# [Stated task]
Gather the lines that hold the string "ТЕЛА".

╭─ Extracted records

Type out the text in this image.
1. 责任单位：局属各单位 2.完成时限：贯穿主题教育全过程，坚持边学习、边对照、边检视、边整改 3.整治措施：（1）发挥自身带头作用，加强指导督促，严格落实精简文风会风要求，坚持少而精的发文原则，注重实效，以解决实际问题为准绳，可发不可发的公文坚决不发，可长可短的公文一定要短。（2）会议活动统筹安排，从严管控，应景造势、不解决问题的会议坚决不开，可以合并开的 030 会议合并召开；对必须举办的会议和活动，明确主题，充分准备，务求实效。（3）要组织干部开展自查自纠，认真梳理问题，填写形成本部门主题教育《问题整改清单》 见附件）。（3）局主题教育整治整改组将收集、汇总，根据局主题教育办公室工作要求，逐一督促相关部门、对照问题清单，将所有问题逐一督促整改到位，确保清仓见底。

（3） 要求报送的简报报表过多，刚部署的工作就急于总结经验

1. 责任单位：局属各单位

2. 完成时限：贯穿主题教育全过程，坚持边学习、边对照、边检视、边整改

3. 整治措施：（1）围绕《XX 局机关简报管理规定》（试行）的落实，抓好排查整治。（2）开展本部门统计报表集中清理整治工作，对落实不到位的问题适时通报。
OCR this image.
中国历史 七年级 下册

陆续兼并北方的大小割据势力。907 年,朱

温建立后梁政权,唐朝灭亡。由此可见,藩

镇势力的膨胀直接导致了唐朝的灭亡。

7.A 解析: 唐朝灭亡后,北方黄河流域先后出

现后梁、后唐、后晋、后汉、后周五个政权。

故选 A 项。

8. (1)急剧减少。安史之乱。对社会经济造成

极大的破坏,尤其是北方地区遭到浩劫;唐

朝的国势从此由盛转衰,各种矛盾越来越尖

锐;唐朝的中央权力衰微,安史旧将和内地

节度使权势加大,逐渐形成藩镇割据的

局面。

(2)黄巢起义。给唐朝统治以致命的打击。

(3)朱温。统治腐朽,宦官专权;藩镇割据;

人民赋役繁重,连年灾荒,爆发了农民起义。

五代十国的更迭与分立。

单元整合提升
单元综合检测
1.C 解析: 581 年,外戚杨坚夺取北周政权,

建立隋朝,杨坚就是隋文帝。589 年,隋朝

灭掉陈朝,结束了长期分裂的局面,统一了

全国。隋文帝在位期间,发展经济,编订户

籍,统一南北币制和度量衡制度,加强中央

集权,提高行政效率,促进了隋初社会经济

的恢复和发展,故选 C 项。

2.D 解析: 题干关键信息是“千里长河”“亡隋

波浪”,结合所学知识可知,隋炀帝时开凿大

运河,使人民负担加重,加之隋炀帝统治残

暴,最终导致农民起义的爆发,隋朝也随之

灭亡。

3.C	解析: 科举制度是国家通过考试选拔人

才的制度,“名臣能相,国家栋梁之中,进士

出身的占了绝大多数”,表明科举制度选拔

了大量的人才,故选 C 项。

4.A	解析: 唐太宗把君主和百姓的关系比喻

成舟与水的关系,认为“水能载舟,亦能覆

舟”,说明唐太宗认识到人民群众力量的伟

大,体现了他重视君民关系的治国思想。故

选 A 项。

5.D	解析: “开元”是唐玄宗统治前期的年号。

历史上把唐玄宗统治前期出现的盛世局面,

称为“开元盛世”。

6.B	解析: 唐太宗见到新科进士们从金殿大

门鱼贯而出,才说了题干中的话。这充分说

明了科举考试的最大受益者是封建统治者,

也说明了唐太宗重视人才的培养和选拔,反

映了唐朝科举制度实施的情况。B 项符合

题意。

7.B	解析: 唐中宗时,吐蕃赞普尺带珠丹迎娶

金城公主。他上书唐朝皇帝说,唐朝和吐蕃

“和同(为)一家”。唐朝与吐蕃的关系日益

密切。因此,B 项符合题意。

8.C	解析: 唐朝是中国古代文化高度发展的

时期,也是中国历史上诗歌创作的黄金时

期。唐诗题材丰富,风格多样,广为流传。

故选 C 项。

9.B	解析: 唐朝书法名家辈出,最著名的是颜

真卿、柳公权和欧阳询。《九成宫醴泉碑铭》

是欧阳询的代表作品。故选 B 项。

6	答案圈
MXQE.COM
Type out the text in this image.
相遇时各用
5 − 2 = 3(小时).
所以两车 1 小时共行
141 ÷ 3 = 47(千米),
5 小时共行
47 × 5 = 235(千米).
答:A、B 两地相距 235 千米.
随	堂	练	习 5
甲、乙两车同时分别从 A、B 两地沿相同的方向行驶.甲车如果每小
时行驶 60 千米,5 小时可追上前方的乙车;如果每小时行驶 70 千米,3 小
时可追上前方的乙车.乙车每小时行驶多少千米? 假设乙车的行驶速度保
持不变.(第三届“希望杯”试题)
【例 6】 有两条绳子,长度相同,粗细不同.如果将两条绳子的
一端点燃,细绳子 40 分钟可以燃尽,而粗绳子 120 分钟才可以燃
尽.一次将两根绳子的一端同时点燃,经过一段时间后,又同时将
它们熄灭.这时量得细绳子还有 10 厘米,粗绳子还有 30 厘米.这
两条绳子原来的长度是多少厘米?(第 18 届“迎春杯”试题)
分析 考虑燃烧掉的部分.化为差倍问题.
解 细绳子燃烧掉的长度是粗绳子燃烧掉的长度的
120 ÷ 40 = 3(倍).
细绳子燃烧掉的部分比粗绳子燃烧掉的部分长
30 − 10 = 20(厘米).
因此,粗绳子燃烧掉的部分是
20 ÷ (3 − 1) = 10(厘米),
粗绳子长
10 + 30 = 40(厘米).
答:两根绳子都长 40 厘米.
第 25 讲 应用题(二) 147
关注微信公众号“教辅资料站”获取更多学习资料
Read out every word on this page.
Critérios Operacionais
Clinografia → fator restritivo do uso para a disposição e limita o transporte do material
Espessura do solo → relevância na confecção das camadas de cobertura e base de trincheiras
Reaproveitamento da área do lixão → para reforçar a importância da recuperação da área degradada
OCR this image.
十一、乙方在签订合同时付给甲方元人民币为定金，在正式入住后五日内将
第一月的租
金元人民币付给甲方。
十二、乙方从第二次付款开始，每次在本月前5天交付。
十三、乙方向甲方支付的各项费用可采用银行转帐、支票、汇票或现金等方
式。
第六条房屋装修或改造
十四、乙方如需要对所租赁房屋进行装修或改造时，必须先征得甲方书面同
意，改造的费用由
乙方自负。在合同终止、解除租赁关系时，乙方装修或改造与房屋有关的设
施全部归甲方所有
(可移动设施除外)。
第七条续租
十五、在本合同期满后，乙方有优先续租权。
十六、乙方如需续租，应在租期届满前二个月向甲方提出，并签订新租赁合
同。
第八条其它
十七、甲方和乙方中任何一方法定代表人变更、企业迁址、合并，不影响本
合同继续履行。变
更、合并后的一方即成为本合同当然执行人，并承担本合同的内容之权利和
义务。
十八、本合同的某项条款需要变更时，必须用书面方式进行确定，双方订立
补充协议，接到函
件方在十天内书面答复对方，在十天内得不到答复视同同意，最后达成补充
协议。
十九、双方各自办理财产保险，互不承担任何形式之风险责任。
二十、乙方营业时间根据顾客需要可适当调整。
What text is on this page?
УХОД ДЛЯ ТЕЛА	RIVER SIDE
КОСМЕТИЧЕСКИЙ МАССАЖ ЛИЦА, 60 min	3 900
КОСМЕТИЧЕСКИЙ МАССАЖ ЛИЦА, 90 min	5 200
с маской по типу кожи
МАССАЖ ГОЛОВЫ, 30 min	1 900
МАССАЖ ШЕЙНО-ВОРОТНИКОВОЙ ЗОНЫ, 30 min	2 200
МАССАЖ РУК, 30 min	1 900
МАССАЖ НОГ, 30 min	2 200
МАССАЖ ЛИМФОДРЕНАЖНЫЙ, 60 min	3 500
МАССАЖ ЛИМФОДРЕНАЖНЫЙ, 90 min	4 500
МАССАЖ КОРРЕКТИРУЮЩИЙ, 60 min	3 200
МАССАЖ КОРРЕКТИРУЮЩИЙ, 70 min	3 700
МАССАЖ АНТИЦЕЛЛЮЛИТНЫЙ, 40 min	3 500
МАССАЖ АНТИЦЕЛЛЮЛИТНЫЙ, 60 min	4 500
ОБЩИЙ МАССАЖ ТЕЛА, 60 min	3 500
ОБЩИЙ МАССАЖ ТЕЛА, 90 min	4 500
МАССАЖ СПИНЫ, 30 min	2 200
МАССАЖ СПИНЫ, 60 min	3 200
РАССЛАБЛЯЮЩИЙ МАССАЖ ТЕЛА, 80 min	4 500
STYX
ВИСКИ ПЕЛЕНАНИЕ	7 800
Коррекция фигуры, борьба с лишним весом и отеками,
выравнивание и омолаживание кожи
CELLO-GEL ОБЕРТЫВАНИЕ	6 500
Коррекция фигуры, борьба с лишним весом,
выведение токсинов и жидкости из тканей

╰─

# [Solved problem]
УХОД ДЛЯ ТЕЛА	RIVER SIDE
ОБЩИЙ МАССАЖ ТЕЛА, 60 min	3 500
ОБЩИЙ МАССАЖ ТЕЛА, 90 min	4 500
РАССЛАБЛЯЮЩИЙ МАССАЖ ТЕЛА, 80 min	4 500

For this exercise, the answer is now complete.